### Exercise inputs
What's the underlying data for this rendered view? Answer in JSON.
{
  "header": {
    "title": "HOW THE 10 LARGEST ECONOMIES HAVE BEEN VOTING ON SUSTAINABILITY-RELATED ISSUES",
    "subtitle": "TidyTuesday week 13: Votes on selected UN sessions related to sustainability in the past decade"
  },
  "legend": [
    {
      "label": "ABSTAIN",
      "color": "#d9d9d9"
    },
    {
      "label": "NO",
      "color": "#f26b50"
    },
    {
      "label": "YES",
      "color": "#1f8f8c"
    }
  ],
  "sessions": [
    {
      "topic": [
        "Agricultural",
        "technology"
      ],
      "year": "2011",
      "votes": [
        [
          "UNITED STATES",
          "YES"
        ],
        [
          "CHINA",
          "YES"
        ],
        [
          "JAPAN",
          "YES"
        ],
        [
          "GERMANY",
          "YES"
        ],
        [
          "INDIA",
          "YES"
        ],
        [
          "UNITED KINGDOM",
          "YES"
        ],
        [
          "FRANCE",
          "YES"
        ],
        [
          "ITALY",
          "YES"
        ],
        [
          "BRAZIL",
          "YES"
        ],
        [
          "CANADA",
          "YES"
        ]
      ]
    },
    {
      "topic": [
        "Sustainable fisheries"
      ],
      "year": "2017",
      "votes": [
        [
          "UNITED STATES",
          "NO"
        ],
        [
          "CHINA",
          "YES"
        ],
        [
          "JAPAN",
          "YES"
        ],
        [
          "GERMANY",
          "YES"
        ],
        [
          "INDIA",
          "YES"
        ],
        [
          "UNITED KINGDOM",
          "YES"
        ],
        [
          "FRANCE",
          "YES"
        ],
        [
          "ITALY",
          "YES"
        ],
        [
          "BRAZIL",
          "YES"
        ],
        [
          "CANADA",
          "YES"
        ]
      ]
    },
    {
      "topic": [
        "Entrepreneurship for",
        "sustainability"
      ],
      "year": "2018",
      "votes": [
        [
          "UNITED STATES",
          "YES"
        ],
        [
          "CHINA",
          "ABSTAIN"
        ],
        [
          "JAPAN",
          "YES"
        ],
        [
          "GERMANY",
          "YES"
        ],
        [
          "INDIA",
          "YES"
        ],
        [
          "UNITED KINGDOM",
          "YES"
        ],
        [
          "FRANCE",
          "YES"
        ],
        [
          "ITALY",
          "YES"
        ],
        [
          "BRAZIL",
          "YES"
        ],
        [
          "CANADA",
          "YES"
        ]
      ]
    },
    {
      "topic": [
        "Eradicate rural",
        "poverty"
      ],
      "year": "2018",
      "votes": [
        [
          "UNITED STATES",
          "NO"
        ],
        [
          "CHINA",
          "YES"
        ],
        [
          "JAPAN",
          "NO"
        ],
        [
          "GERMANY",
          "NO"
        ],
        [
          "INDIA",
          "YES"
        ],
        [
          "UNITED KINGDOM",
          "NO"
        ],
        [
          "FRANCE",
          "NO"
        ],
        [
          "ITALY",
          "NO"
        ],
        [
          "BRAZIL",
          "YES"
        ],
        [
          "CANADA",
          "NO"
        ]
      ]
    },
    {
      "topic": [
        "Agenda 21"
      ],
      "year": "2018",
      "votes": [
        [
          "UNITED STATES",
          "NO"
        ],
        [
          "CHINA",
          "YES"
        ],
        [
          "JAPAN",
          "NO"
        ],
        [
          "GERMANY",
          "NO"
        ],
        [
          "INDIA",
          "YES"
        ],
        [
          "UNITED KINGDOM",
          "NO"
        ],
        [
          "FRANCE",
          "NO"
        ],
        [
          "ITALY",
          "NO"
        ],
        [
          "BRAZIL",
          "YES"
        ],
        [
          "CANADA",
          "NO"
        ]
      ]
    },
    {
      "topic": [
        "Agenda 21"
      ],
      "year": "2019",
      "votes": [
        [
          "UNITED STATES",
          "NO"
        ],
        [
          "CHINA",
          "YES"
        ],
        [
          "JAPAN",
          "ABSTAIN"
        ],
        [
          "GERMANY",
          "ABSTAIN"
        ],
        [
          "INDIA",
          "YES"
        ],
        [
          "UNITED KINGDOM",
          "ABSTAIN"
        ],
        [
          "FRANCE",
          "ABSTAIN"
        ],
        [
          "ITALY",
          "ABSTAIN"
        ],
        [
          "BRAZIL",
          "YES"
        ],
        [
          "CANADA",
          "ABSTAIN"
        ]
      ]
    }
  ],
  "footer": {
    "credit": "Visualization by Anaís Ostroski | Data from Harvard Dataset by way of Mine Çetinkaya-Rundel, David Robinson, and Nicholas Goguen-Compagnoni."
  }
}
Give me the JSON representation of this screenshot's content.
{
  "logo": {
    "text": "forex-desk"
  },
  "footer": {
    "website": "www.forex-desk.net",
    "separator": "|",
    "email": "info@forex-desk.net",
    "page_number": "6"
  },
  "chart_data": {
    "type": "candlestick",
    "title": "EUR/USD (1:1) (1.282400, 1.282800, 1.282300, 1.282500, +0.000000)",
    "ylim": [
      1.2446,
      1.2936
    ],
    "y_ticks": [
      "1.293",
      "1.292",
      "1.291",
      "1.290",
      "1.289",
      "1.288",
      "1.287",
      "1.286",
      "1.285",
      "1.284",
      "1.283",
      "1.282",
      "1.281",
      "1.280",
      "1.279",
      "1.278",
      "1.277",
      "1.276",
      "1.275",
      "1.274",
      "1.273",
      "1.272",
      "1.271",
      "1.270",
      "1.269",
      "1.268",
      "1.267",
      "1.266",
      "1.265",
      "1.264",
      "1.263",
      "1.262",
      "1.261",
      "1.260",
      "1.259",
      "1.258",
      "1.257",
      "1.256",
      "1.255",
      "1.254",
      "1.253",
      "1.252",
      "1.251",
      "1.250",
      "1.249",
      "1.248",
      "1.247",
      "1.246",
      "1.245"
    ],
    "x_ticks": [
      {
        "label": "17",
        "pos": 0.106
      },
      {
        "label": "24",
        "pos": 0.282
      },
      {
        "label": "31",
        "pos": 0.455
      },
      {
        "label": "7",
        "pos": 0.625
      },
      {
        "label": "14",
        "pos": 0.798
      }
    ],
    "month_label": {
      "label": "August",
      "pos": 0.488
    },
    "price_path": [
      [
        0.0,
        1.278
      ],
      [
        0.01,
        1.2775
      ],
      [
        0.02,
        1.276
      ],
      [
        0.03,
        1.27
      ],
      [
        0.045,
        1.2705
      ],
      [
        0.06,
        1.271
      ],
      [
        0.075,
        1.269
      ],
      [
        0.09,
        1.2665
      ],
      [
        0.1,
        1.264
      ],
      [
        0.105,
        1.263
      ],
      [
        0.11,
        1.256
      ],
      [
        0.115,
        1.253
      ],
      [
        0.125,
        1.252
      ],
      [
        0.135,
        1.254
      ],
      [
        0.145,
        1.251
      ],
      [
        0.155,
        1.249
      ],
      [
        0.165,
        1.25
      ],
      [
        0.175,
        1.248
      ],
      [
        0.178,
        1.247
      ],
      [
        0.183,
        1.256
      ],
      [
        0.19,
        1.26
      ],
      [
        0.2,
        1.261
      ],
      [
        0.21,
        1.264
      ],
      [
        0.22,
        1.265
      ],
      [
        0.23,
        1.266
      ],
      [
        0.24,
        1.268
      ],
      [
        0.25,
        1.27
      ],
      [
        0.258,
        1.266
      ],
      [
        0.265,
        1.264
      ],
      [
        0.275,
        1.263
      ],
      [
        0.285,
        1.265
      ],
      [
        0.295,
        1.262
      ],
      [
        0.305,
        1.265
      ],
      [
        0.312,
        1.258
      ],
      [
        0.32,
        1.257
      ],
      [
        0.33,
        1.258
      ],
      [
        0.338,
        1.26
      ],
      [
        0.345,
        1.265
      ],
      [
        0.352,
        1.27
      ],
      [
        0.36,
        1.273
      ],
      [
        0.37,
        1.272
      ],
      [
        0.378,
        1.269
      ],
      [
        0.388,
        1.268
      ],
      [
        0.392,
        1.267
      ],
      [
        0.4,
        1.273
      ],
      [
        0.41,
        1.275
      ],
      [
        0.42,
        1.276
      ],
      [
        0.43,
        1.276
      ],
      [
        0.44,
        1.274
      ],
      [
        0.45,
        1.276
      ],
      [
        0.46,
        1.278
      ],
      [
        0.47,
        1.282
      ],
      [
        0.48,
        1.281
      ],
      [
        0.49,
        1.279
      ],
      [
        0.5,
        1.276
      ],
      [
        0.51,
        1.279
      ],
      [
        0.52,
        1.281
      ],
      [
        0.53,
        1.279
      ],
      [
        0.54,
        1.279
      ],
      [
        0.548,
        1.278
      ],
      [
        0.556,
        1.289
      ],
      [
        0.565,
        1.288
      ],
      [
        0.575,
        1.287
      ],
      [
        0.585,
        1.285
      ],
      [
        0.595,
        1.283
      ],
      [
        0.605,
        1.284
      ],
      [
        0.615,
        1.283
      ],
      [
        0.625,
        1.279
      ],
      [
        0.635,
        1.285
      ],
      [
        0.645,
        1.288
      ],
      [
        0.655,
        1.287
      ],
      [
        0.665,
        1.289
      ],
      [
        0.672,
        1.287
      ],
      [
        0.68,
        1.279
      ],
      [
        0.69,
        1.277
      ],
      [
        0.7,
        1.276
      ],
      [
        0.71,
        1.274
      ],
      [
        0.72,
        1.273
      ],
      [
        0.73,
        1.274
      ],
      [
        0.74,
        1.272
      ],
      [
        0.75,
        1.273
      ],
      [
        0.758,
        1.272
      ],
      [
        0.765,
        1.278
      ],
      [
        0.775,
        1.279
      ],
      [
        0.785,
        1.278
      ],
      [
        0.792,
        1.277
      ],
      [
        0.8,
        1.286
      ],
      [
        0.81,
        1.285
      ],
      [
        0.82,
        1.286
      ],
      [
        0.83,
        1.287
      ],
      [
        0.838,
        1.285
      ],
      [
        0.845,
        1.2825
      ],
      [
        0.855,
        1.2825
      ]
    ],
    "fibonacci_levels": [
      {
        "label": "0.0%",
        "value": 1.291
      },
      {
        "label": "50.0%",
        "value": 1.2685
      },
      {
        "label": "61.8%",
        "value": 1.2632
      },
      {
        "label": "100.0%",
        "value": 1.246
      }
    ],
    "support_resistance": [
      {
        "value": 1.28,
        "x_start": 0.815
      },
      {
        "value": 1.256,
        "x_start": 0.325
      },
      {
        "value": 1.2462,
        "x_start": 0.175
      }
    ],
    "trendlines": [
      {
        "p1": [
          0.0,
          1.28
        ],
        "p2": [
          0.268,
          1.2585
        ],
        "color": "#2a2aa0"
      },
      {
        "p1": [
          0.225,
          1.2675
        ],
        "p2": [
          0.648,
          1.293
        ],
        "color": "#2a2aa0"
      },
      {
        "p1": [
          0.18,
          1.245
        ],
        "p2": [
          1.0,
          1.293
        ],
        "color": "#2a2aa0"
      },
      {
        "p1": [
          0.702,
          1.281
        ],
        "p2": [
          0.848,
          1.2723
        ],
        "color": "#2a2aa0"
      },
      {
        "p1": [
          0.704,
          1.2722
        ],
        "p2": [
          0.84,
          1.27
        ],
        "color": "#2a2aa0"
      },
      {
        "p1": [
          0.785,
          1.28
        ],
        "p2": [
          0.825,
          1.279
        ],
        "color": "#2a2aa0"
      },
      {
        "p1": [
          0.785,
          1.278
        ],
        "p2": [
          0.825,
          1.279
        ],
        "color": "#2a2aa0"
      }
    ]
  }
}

### What you will do
Copy out all lines from the material above that contain the string "sessions".

### Solution to this exercise
    "subtitle": "TidyTuesday week 13: Votes on selected UN sessions related to sustainability in the past decade"
  "sessions": [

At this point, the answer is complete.